**GIVEN ENTRIES**
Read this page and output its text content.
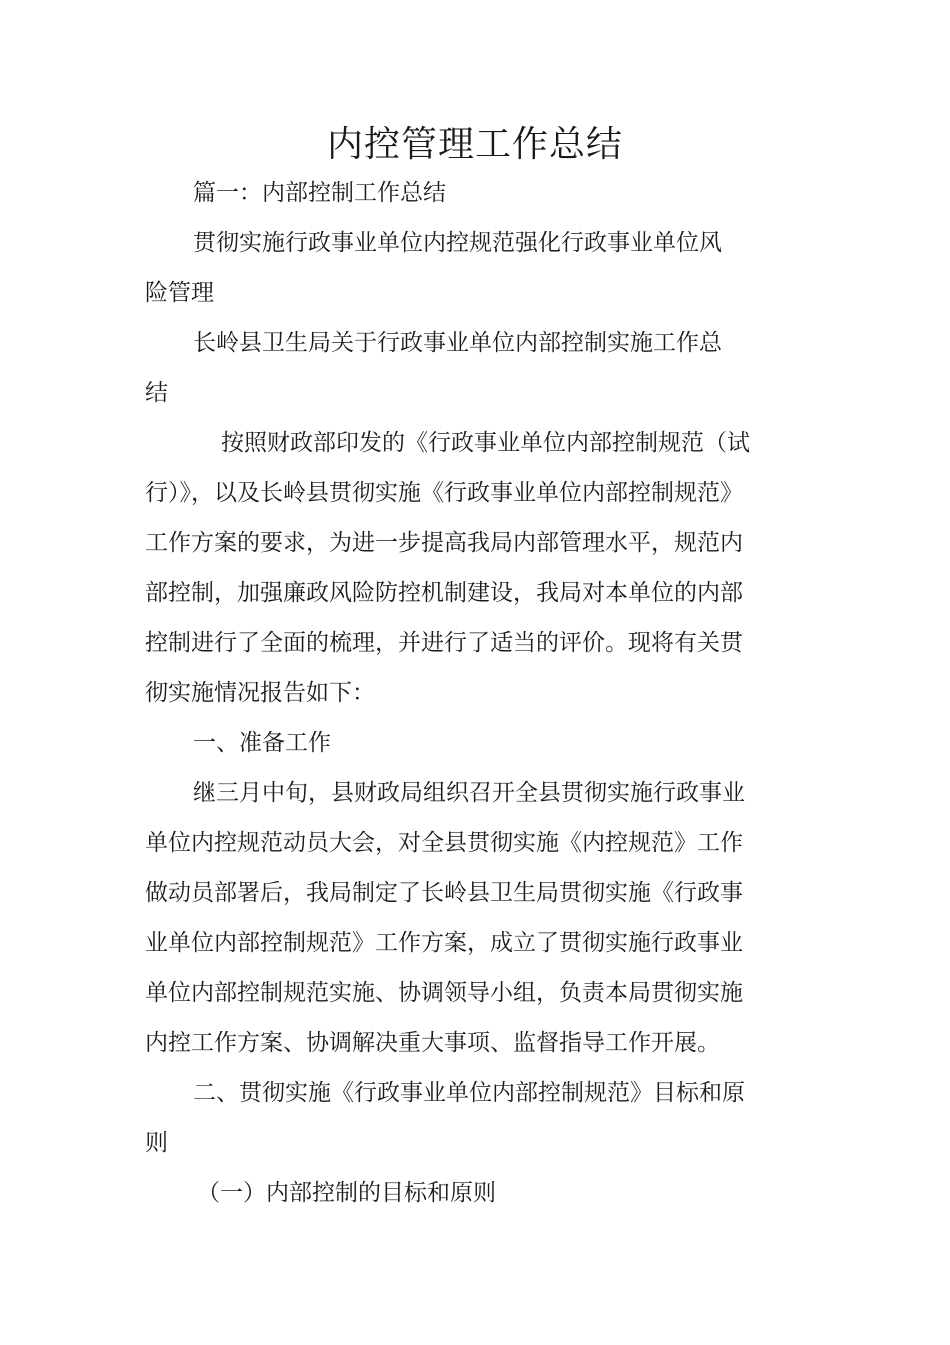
内控管理工作总结
篇一：内部控制工作总结
贯彻实施行政事业单位内控规范强化行政事业单位风
险管理
长岭县卫生局关于行政事业单位内部控制实施工作总
结
按照财政部印发的《行政事业单位内部控制规范（试
行）》，以及长岭县贯彻实施《行政事业单位内部控制规范》
工作方案的要求，为进一步提高我局内部管理水平，规范内
部控制，加强廉政风险防控机制建设，我局对本单位的内部
控制进行了全面的梳理，并进行了适当的评价。现将有关贯
彻实施情况报告如下：
一、准备工作
继三月中旬，县财政局组织召开全县贯彻实施行政事业
单位内控规范动员大会，对全县贯彻实施《内控规范》工作
做动员部署后，我局制定了长岭县卫生局贯彻实施《行政事
业单位内部控制规范》工作方案，成立了贯彻实施行政事业
单位内部控制规范实施、协调领导小组，负责本局贯彻实施
内控工作方案、协调解决重大事项、监督指导工作开展。
二、贯彻实施《行政事业单位内部控制规范》目标和原
则
（一）内部控制的目标和原则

**TASK TO COMPLETE**
List all lines above in which the string "行政事业单位内部控制规范" appears.

**COMPLETED EXERCISE**
按照财政部印发的《行政事业单位内部控制规范（试
行）》，以及长岭县贯彻实施《行政事业单位内部控制规范》
二、贯彻实施《行政事业单位内部控制规范》目标和原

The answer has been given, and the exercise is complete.